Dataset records
------------------------------------------------------------

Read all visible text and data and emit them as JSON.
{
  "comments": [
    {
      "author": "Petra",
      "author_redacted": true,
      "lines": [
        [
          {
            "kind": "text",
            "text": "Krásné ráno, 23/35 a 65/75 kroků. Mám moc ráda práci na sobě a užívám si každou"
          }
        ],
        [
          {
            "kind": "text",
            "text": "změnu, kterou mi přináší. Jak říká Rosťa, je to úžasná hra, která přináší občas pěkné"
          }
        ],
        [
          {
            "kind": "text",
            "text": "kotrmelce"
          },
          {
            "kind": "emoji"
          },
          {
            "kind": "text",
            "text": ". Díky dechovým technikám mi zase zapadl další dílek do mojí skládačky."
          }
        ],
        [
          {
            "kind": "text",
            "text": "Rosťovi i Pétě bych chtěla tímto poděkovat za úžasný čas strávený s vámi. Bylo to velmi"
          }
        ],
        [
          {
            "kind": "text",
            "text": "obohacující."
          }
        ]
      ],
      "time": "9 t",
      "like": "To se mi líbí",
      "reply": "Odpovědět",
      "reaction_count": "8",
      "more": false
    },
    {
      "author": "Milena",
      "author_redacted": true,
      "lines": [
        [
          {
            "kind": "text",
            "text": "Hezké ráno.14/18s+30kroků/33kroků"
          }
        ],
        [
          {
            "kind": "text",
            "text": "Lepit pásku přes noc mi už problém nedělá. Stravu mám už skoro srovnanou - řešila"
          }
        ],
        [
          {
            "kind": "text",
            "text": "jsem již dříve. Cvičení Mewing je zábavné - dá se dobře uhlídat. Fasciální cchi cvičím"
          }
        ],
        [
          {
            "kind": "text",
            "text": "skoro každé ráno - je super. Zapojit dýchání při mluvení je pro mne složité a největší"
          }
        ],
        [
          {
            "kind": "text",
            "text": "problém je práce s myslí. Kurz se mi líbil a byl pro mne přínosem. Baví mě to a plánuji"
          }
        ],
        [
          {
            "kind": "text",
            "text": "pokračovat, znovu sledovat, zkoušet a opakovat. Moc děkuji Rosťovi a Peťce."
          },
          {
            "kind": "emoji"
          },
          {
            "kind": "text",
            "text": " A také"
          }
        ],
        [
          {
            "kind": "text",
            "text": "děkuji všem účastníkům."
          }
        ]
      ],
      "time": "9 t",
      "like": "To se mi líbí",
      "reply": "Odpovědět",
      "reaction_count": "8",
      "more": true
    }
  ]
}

------------------------------------------------------------

### SHORT EXERCISE
Every entry must be retyped in full, exactly as given.

### SOLVED PROBLEM
Read all visible text and data and emit them as JSON.
{
  "comments": [
    {
      "author": "Petra",
      "author_redacted": true,
      "lines": [
        [
          {
            "kind": "text",
            "text": "Krásné ráno, 23/35 a 65/75 kroků. Mám moc ráda práci na sobě a užívám si každou"
          }
        ],
        [
          {
            "kind": "text",
            "text": "změnu, kterou mi přináší. Jak říká Rosťa, je to úžasná hra, která přináší občas pěkné"
          }
        ],
        [
          {
            "kind": "text",
            "text": "kotrmelce"
          },
          {
            "kind": "emoji"
          },
          {
            "kind": "text",
            "text": ". Díky dechovým technikám mi zase zapadl další dílek do mojí skládačky."
          }
        ],
        [
          {
            "kind": "text",
            "text": "Rosťovi i Pétě bych chtěla tímto poděkovat za úžasný čas strávený s vámi. Bylo to velmi"
          }
        ],
        [
          {
            "kind": "text",
            "text": "obohacující."
          }
        ]
      ],
      "time": "9 t",
      "like": "To se mi líbí",
      "reply": "Odpovědět",
      "reaction_count": "8",
      "more": false
    },
    {
      "author": "Milena",
      "author_redacted": true,
      "lines": [
        [
          {
            "kind": "text",
            "text": "Hezké ráno.14/18s+30kroků/33kroků"
          }
        ],
        [
          {
            "kind": "text",
            "text": "Lepit pásku přes noc mi už problém nedělá. Stravu mám už skoro srovnanou - řešila"
          }
        ],
        [
          {
            "kind": "text",
            "text": "jsem již dříve. Cvičení Mewing je zábavné - dá se dobře uhlídat. Fasciální cchi cvičím"
          }
        ],
        [
          {
            "kind": "text",
            "text": "skoro každé ráno - je super. Zapojit dýchání při mluvení je pro mne složité a největší"
          }
        ],
        [
          {
            "kind": "text",
            "text": "problém je práce s myslí. Kurz se mi líbil a byl pro mne přínosem. Baví mě to a plánuji"
          }
        ],
        [
          {
            "kind": "text",
            "text": "pokračovat, znovu sledovat, zkoušet a opakovat. Moc děkuji Rosťovi a Peťce."
          },
          {
            "kind": "emoji"
          },
          {
            "kind": "text",
            "text": " A také"
          }
        ],
        [
          {
            "kind": "text",
            "text": "děkuji všem účastníkům."
          }
        ]
      ],
      "time": "9 t",
      "like": "To se mi líbí",
      "reply": "Odpovědět",
      "reaction_count": "8",
      "more": true
    }
  ]
}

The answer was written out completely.